Requirements:
Transcribe the full listing exactly, and drop every picture.

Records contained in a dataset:
________________________

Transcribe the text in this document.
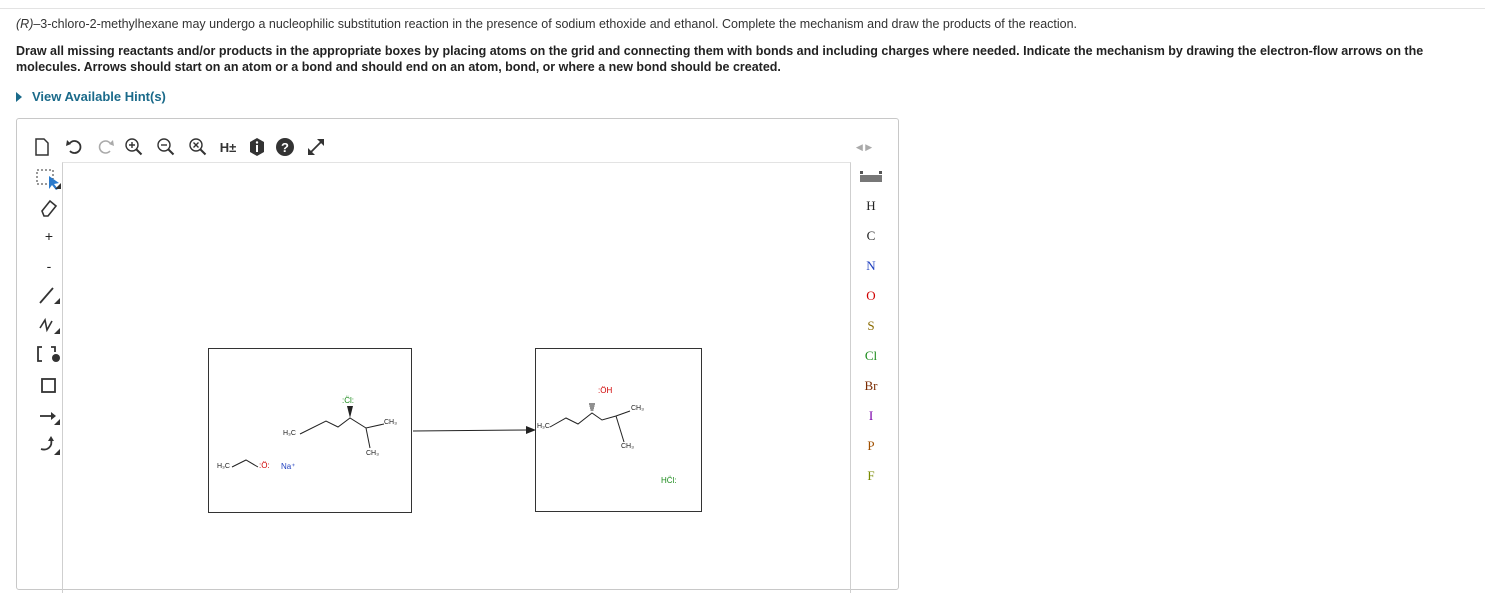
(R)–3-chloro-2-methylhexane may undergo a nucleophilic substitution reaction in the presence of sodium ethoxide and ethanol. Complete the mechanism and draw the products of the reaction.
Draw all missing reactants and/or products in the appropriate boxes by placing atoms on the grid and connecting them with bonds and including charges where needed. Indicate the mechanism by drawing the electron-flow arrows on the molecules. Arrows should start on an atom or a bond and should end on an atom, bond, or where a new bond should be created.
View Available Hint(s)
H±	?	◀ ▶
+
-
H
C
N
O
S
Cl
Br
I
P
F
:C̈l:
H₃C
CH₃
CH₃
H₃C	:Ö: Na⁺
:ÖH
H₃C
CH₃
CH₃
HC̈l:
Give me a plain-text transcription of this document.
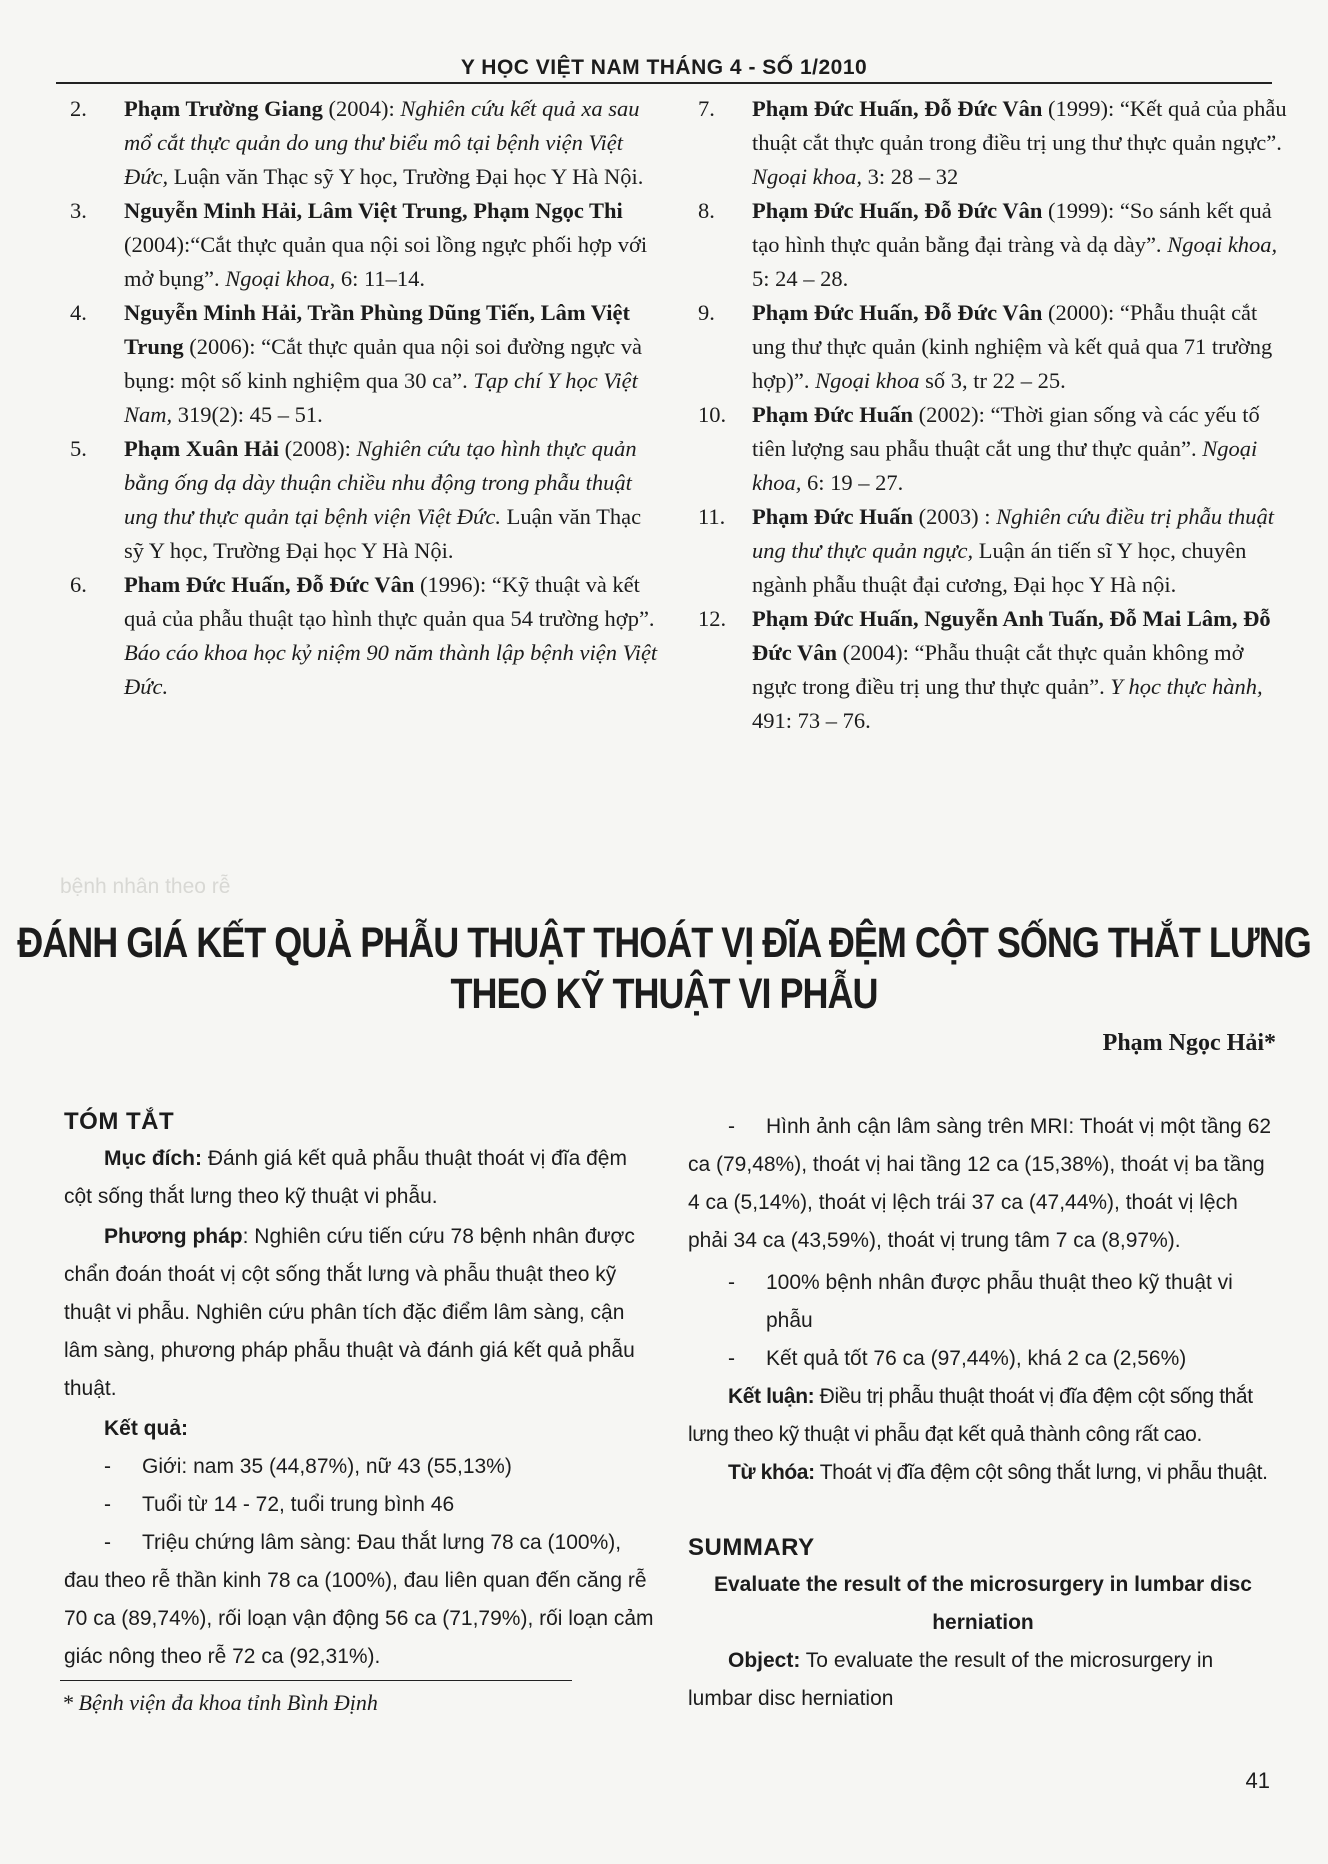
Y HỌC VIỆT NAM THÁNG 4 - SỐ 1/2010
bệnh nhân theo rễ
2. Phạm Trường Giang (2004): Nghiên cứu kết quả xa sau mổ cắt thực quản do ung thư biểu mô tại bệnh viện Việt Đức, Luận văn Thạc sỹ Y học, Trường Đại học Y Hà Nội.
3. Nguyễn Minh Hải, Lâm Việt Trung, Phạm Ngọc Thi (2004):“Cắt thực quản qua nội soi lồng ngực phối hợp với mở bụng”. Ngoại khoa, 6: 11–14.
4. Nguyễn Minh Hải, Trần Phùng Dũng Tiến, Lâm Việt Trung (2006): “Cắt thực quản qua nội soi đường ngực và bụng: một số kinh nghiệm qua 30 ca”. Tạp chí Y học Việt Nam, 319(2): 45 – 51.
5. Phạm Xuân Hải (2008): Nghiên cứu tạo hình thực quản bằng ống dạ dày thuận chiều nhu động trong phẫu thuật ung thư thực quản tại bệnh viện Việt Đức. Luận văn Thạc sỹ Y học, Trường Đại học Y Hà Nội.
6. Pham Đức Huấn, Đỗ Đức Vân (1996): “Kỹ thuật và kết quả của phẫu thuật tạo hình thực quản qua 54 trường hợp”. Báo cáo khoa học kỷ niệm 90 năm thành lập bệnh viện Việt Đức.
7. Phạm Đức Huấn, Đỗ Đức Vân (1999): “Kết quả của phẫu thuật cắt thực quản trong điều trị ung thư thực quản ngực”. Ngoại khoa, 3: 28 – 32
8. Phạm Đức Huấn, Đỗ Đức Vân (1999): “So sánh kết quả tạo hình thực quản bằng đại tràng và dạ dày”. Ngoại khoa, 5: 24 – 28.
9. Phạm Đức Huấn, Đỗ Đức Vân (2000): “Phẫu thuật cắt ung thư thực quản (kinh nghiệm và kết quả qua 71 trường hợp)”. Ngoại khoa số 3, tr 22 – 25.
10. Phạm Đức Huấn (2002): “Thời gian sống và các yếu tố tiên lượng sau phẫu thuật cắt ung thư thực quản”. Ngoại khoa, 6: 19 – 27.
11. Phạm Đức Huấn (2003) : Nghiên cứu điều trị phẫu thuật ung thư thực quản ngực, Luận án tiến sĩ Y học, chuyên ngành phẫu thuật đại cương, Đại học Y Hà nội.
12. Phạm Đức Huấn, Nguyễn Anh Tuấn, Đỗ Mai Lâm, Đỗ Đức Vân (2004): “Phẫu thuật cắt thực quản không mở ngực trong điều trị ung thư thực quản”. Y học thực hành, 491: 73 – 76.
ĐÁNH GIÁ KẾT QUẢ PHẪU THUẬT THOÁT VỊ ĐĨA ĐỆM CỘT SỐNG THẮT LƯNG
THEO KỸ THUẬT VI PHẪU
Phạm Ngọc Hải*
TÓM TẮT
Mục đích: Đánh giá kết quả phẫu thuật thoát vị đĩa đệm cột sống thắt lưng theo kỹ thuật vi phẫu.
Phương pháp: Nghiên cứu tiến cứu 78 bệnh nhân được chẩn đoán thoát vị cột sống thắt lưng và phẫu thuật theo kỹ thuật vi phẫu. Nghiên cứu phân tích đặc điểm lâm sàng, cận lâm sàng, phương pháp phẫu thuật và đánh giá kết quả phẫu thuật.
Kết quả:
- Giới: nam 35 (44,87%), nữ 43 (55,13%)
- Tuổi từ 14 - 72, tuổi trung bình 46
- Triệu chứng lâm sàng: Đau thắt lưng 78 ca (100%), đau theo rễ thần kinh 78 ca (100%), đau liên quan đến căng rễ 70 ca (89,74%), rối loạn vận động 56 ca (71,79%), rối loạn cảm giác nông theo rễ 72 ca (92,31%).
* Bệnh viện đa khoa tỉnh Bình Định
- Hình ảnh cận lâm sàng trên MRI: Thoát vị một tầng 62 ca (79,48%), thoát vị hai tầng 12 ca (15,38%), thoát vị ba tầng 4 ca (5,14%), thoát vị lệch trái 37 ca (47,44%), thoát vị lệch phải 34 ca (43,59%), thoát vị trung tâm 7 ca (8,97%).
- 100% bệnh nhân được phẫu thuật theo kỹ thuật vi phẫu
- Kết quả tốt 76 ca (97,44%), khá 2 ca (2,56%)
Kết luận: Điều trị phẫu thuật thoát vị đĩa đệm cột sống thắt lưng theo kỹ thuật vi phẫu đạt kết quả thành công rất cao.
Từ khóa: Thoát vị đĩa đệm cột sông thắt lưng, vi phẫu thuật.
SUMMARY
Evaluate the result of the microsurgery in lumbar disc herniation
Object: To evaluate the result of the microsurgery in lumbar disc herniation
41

________________________

Solution below:
Transcribe the text in this document.
(R)–3-chloro-2-methylhexane may undergo a nucleophilic substitution reaction in the presence of sodium ethoxide and ethanol. Complete the mechanism and draw the products of the reaction.
Draw all missing reactants and/or products in the appropriate boxes by placing atoms on the grid and connecting them with bonds and including charges where needed. Indicate the mechanism by drawing the electron-flow arrows on the molecules. Arrows should start on an atom or a bond and should end on an atom, bond, or where a new bond should be created.
View Available Hint(s)
H±	?	◀ ▶
+
-
H
C
N
O
S
Cl
Br
I
P
F
:C̈l:
H₃C
CH₃
CH₃
H₃C	:Ö: Na⁺
:ÖH
H₃C
CH₃
CH₃
HC̈l:
Give me a plain-text transcription of this document.
Y HỌC VIỆT NAM THÁNG 4 - SỐ 1/2010
bệnh nhân theo rễ
2. Phạm Trường Giang (2004): Nghiên cứu kết quả xa sau mổ cắt thực quản do ung thư biểu mô tại bệnh viện Việt Đức, Luận văn Thạc sỹ Y học, Trường Đại học Y Hà Nội.
3. Nguyễn Minh Hải, Lâm Việt Trung, Phạm Ngọc Thi (2004):“Cắt thực quản qua nội soi lồng ngực phối hợp với mở bụng”. Ngoại khoa, 6: 11–14.
4. Nguyễn Minh Hải, Trần Phùng Dũng Tiến, Lâm Việt Trung (2006): “Cắt thực quản qua nội soi đường ngực và bụng: một số kinh nghiệm qua 30 ca”. Tạp chí Y học Việt Nam, 319(2): 45 – 51.
5. Phạm Xuân Hải (2008): Nghiên cứu tạo hình thực quản bằng ống dạ dày thuận chiều nhu động trong phẫu thuật ung thư thực quản tại bệnh viện Việt Đức. Luận văn Thạc sỹ Y học, Trường Đại học Y Hà Nội.
6. Pham Đức Huấn, Đỗ Đức Vân (1996): “Kỹ thuật và kết quả của phẫu thuật tạo hình thực quản qua 54 trường hợp”. Báo cáo khoa học kỷ niệm 90 năm thành lập bệnh viện Việt Đức.
7. Phạm Đức Huấn, Đỗ Đức Vân (1999): “Kết quả của phẫu thuật cắt thực quản trong điều trị ung thư thực quản ngực”. Ngoại khoa, 3: 28 – 32
8. Phạm Đức Huấn, Đỗ Đức Vân (1999): “So sánh kết quả tạo hình thực quản bằng đại tràng và dạ dày”. Ngoại khoa, 5: 24 – 28.
9. Phạm Đức Huấn, Đỗ Đức Vân (2000): “Phẫu thuật cắt ung thư thực quản (kinh nghiệm và kết quả qua 71 trường hợp)”. Ngoại khoa số 3, tr 22 – 25.
10. Phạm Đức Huấn (2002): “Thời gian sống và các yếu tố tiên lượng sau phẫu thuật cắt ung thư thực quản”. Ngoại khoa, 6: 19 – 27.
11. Phạm Đức Huấn (2003) : Nghiên cứu điều trị phẫu thuật ung thư thực quản ngực, Luận án tiến sĩ Y học, chuyên ngành phẫu thuật đại cương, Đại học Y Hà nội.
12. Phạm Đức Huấn, Nguyễn Anh Tuấn, Đỗ Mai Lâm, Đỗ Đức Vân (2004): “Phẫu thuật cắt thực quản không mở ngực trong điều trị ung thư thực quản”. Y học thực hành, 491: 73 – 76.
ĐÁNH GIÁ KẾT QUẢ PHẪU THUẬT THOÁT VỊ ĐĨA ĐỆM CỘT SỐNG THẮT LƯNG
THEO KỸ THUẬT VI PHẪU
Phạm Ngọc Hải*
TÓM TẮT
Mục đích: Đánh giá kết quả phẫu thuật thoát vị đĩa đệm cột sống thắt lưng theo kỹ thuật vi phẫu.
Phương pháp: Nghiên cứu tiến cứu 78 bệnh nhân được chẩn đoán thoát vị cột sống thắt lưng và phẫu thuật theo kỹ thuật vi phẫu. Nghiên cứu phân tích đặc điểm lâm sàng, cận lâm sàng, phương pháp phẫu thuật và đánh giá kết quả phẫu thuật.
Kết quả:
- Giới: nam 35 (44,87%), nữ 43 (55,13%)
- Tuổi từ 14 - 72, tuổi trung bình 46
- Triệu chứng lâm sàng: Đau thắt lưng 78 ca (100%), đau theo rễ thần kinh 78 ca (100%), đau liên quan đến căng rễ 70 ca (89,74%), rối loạn vận động 56 ca (71,79%), rối loạn cảm giác nông theo rễ 72 ca (92,31%).
* Bệnh viện đa khoa tỉnh Bình Định
- Hình ảnh cận lâm sàng trên MRI: Thoát vị một tầng 62 ca (79,48%), thoát vị hai tầng 12 ca (15,38%), thoát vị ba tầng 4 ca (5,14%), thoát vị lệch trái 37 ca (47,44%), thoát vị lệch phải 34 ca (43,59%), thoát vị trung tâm 7 ca (8,97%).
- 100% bệnh nhân được phẫu thuật theo kỹ thuật vi phẫu
- Kết quả tốt 76 ca (97,44%), khá 2 ca (2,56%)
Kết luận: Điều trị phẫu thuật thoát vị đĩa đệm cột sống thắt lưng theo kỹ thuật vi phẫu đạt kết quả thành công rất cao.
Từ khóa: Thoát vị đĩa đệm cột sông thắt lưng, vi phẫu thuật.
SUMMARY
Evaluate the result of the microsurgery in lumbar disc herniation
Object: To evaluate the result of the microsurgery in lumbar disc herniation
41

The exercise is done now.